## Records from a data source
§ §
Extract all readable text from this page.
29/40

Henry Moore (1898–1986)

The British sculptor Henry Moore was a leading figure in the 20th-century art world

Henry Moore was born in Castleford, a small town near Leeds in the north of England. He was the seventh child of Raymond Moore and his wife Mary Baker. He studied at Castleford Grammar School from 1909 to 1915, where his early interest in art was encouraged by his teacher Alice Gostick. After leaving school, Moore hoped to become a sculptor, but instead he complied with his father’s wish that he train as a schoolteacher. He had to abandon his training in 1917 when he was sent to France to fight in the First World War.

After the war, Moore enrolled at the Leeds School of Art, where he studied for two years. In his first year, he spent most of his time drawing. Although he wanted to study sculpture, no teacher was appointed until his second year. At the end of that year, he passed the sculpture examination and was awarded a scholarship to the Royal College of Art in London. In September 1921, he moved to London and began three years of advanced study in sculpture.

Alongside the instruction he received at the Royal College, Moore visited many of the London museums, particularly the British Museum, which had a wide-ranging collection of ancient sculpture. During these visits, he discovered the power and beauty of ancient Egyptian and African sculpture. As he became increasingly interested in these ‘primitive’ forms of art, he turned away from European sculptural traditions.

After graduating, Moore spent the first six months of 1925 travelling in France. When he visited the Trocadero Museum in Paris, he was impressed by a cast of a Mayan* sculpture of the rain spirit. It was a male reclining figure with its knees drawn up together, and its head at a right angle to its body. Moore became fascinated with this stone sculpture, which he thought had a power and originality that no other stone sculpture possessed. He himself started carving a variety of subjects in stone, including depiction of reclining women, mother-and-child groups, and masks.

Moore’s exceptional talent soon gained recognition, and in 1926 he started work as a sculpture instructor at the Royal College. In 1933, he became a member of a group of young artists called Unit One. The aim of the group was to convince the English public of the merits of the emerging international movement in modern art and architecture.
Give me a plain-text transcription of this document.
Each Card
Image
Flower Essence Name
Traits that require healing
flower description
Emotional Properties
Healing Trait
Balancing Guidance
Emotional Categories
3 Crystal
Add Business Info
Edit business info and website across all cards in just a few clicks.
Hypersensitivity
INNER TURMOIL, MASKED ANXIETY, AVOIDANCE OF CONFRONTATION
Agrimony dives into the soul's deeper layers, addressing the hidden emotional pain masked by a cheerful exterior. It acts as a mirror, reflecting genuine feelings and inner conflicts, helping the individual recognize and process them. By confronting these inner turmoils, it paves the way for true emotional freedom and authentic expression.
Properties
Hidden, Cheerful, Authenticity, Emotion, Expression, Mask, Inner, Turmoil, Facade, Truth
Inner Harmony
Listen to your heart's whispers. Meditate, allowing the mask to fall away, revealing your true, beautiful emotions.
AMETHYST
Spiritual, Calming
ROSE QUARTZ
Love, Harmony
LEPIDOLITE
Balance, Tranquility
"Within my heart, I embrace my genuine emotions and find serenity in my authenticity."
§ §
## Short task
From the listing above, extract every line exactly as it stands.

## Full answer
Extract all readable text from this page.
29/40

Henry Moore (1898–1986)

The British sculptor Henry Moore was a leading figure in the 20th-century art world

Henry Moore was born in Castleford, a small town near Leeds in the north of England. He was the seventh child of Raymond Moore and his wife Mary Baker. He studied at Castleford Grammar School from 1909 to 1915, where his early interest in art was encouraged by his teacher Alice Gostick. After leaving school, Moore hoped to become a sculptor, but instead he complied with his father’s wish that he train as a schoolteacher. He had to abandon his training in 1917 when he was sent to France to fight in the First World War.

After the war, Moore enrolled at the Leeds School of Art, where he studied for two years. In his first year, he spent most of his time drawing. Although he wanted to study sculpture, no teacher was appointed until his second year. At the end of that year, he passed the sculpture examination and was awarded a scholarship to the Royal College of Art in London. In September 1921, he moved to London and began three years of advanced study in sculpture.

Alongside the instruction he received at the Royal College, Moore visited many of the London museums, particularly the British Museum, which had a wide-ranging collection of ancient sculpture. During these visits, he discovered the power and beauty of ancient Egyptian and African sculpture. As he became increasingly interested in these ‘primitive’ forms of art, he turned away from European sculptural traditions.

After graduating, Moore spent the first six months of 1925 travelling in France. When he visited the Trocadero Museum in Paris, he was impressed by a cast of a Mayan* sculpture of the rain spirit. It was a male reclining figure with its knees drawn up together, and its head at a right angle to its body. Moore became fascinated with this stone sculpture, which he thought had a power and originality that no other stone sculpture possessed. He himself started carving a variety of subjects in stone, including depiction of reclining women, mother-and-child groups, and masks.

Moore’s exceptional talent soon gained recognition, and in 1926 he started work as a sculpture instructor at the Royal College. In 1933, he became a member of a group of young artists called Unit One. The aim of the group was to convince the English public of the merits of the emerging international movement in modern art and architecture.
Give me a plain-text transcription of this document.
Each Card
Image
Flower Essence Name
Traits that require healing
flower description
Emotional Properties
Healing Trait
Balancing Guidance
Emotional Categories
3 Crystal
Add Business Info
Edit business info and website across all cards in just a few clicks.
Hypersensitivity
INNER TURMOIL, MASKED ANXIETY, AVOIDANCE OF CONFRONTATION
Agrimony dives into the soul's deeper layers, addressing the hidden emotional pain masked by a cheerful exterior. It acts as a mirror, reflecting genuine feelings and inner conflicts, helping the individual recognize and process them. By confronting these inner turmoils, it paves the way for true emotional freedom and authentic expression.
Properties
Hidden, Cheerful, Authenticity, Emotion, Expression, Mask, Inner, Turmoil, Facade, Truth
Inner Harmony
Listen to your heart's whispers. Meditate, allowing the mask to fall away, revealing your true, beautiful emotions.
AMETHYST
Spiritual, Calming
ROSE QUARTZ
Love, Harmony
LEPIDOLITE
Balance, Tranquility
"Within my heart, I embrace my genuine emotions and find serenity in my authenticity."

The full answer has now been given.